Starting at the line with "Extract all readable text from this page.", return every line through the final one of the data, word for word. Pictures stay out.

- GIVEN DATA
#####

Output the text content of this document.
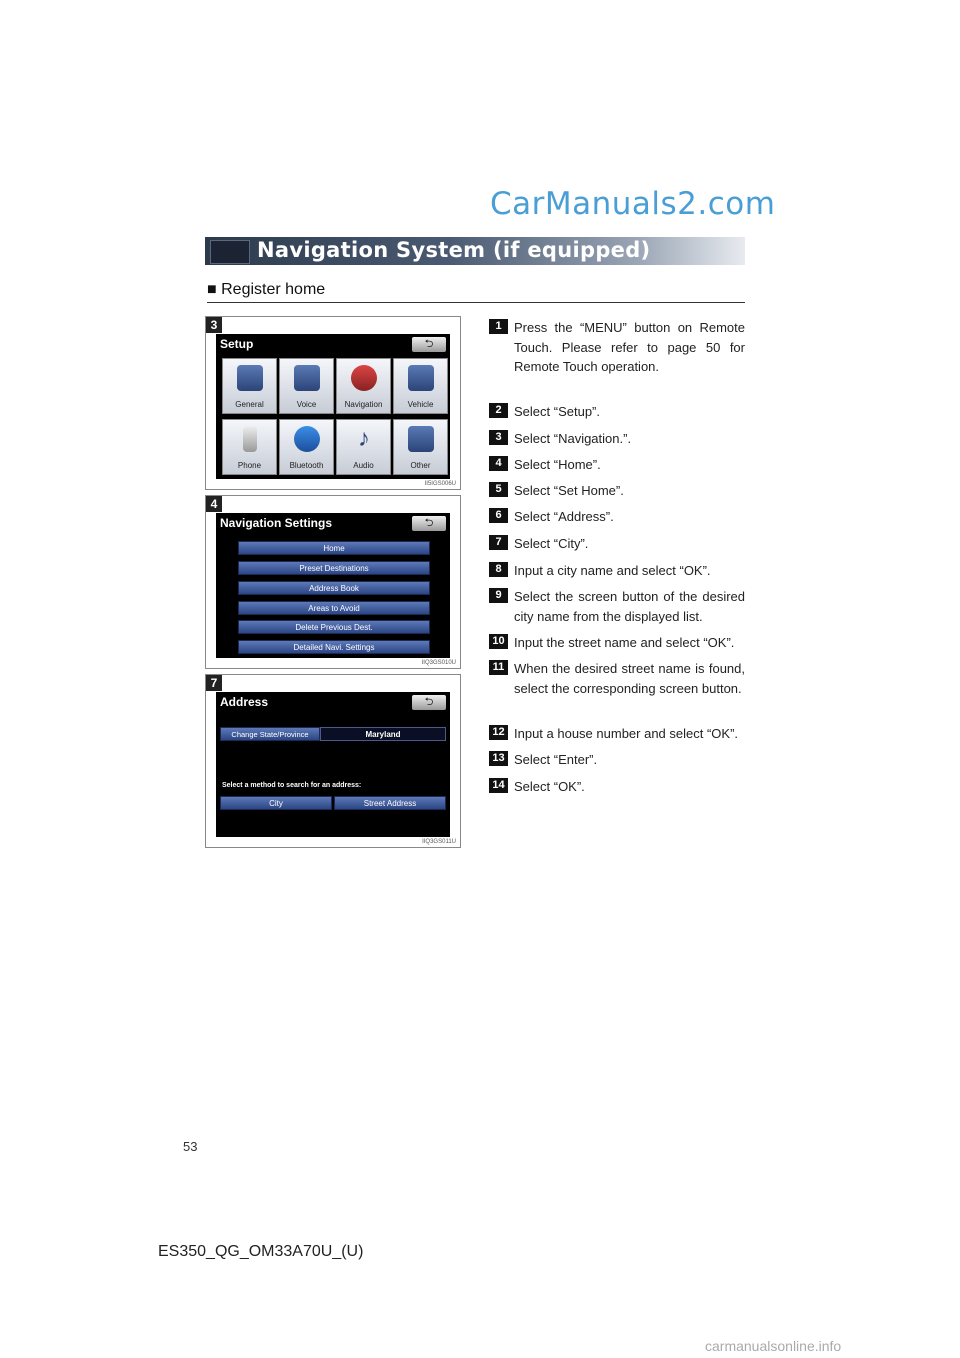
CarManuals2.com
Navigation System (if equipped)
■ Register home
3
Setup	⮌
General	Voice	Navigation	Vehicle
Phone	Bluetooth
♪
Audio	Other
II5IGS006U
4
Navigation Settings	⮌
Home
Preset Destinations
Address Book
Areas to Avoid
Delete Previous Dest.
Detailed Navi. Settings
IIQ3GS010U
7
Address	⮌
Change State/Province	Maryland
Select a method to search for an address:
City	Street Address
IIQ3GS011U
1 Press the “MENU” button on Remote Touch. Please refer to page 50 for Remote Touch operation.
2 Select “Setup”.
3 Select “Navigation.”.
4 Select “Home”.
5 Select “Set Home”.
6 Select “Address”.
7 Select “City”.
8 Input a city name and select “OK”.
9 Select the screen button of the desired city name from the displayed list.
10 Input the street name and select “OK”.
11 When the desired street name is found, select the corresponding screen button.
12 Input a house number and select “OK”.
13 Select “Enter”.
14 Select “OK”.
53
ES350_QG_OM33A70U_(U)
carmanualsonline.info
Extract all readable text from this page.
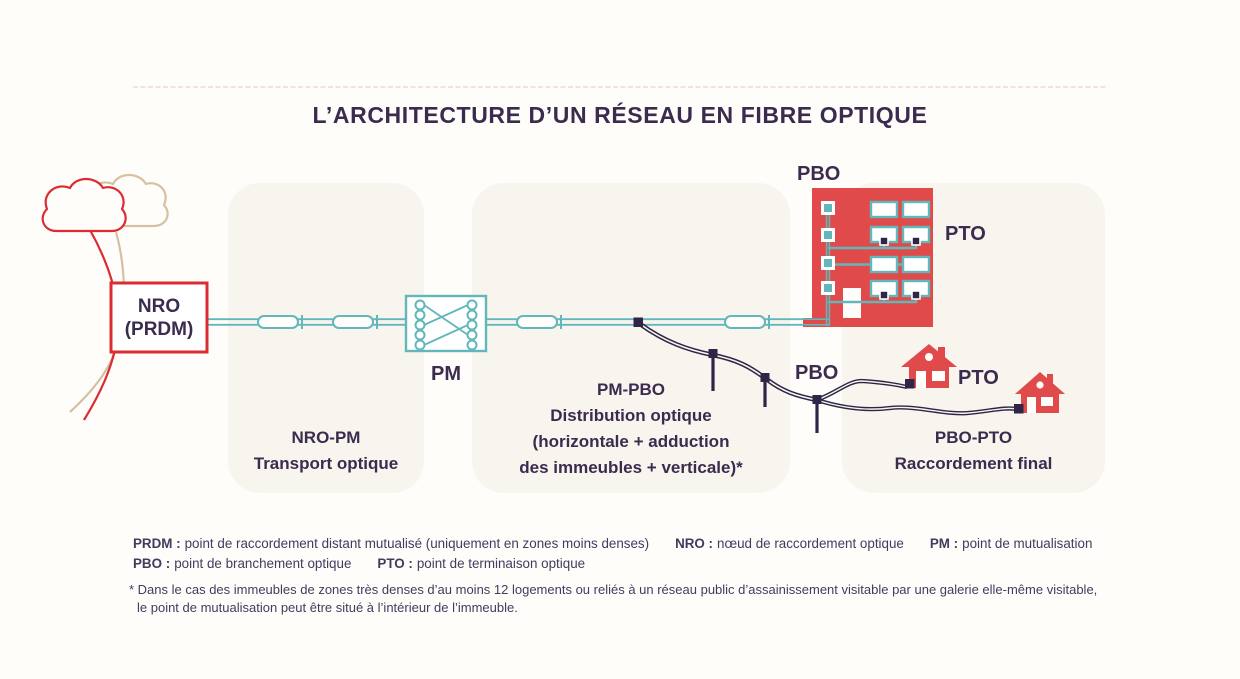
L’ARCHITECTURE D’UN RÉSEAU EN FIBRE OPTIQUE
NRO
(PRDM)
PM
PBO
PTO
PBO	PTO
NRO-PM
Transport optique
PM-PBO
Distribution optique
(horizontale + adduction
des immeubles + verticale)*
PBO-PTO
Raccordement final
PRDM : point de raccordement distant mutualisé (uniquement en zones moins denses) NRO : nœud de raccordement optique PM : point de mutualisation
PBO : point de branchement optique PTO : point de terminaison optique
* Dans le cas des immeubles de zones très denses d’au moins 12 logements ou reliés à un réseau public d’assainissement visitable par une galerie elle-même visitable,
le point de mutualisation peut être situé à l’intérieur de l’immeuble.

#####

- RESULT FOR THIS TASK
Extract all readable text from this page.
L’ARCHITECTURE D’UN RÉSEAU EN FIBRE OPTIQUE
NRO
(PRDM)
PM
PBO
PTO
PBO	PTO
NRO-PM
Transport optique
PM-PBO
Distribution optique
(horizontale + adduction
des immeubles + verticale)*
PBO-PTO
Raccordement final
PRDM : point de raccordement distant mutualisé (uniquement en zones moins denses) NRO : nœud de raccordement optique PM : point de mutualisation
PBO : point de branchement optique PTO : point de terminaison optique
* Dans le cas des immeubles de zones très denses d’au moins 12 logements ou reliés à un réseau public d’assainissement visitable par une galerie elle-même visitable,
le point de mutualisation peut être situé à l’intérieur de l’immeuble.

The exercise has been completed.